start Dataset rows

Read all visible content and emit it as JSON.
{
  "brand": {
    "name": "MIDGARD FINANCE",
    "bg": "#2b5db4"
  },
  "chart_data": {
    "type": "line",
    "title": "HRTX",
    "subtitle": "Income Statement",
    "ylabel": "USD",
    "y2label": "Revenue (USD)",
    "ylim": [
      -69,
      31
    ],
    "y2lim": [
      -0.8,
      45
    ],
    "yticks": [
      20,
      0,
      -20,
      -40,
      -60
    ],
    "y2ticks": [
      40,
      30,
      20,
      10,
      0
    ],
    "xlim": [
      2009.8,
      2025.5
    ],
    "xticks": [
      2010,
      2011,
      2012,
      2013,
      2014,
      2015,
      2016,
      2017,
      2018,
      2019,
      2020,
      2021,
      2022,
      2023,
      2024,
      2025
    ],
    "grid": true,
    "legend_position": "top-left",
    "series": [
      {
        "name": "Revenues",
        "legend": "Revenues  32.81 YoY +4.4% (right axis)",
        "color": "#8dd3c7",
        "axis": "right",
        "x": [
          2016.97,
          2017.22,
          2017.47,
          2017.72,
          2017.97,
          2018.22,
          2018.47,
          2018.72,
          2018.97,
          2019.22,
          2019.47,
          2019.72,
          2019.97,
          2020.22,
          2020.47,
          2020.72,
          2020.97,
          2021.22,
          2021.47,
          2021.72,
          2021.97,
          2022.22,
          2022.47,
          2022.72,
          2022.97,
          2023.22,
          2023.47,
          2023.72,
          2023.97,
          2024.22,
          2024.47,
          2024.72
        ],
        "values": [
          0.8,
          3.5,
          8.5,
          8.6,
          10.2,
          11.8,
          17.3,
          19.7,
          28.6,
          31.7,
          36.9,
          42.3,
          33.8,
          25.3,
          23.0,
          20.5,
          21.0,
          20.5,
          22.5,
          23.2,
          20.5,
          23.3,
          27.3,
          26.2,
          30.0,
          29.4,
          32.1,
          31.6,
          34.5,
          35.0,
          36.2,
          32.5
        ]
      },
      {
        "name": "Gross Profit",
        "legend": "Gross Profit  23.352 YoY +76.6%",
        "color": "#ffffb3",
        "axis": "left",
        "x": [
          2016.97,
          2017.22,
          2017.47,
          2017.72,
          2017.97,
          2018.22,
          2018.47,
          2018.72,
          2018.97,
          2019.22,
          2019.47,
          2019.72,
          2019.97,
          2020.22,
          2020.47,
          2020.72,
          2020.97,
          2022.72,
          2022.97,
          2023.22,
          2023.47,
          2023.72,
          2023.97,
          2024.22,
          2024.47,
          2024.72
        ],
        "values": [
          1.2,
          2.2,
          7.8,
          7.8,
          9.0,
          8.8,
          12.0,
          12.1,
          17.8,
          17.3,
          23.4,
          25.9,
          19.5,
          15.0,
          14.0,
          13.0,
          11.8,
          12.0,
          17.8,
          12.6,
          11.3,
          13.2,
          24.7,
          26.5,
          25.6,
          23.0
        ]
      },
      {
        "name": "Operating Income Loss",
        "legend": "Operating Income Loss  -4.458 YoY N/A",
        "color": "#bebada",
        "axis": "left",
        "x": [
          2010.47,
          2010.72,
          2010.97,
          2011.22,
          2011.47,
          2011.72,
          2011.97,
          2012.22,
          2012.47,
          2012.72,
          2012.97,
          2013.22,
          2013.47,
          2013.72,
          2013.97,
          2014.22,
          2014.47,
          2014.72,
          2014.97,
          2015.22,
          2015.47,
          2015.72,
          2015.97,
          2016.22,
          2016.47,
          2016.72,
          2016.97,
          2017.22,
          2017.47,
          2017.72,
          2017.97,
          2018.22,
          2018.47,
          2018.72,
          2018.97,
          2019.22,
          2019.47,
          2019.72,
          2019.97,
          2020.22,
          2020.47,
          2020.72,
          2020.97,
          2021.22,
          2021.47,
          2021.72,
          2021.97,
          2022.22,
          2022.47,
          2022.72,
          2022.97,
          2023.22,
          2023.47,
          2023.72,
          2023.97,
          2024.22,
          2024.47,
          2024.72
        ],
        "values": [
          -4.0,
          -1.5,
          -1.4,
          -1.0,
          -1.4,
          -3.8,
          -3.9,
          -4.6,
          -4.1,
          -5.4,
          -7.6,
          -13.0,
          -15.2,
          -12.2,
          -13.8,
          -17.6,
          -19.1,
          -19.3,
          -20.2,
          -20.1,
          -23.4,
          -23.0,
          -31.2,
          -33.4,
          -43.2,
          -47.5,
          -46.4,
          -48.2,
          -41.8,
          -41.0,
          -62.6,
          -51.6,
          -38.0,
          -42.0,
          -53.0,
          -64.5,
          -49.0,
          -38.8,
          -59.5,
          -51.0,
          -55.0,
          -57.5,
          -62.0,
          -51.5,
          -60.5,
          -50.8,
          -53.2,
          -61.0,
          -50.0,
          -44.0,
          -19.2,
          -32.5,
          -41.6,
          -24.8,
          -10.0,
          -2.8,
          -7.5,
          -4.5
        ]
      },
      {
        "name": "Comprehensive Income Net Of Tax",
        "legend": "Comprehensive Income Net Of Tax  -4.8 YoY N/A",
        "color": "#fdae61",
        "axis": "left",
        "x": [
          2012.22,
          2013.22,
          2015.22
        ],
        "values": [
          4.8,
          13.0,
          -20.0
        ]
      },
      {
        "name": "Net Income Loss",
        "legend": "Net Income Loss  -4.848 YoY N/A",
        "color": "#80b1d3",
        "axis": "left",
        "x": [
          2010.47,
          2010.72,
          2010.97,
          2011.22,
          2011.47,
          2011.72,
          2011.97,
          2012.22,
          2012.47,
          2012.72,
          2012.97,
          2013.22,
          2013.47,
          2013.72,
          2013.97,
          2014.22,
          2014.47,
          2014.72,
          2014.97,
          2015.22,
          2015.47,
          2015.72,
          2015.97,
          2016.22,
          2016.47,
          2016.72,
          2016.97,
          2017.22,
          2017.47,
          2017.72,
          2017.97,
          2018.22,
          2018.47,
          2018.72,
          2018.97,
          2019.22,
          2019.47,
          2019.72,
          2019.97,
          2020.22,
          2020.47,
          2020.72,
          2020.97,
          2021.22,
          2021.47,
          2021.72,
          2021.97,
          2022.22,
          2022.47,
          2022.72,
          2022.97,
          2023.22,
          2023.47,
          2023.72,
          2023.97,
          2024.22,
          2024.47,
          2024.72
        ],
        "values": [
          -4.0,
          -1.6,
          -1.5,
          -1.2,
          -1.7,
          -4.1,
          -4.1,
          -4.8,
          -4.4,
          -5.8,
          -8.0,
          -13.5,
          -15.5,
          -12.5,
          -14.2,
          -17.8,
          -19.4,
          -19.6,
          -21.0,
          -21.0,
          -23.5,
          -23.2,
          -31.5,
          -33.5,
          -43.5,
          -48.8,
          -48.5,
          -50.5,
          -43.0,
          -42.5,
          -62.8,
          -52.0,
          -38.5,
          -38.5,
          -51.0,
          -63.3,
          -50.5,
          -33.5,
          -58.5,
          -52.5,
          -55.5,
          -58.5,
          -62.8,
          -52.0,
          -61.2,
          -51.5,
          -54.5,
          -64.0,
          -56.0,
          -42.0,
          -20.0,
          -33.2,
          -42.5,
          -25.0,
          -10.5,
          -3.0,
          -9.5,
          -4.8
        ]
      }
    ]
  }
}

end Dataset rows

» **Task to carry out**
Check each line above for the string "right", then copy the ones that have it.

» **Complete response**
        "legend": "Revenues  32.81 YoY +4.4% (right axis)",
        "axis": "right",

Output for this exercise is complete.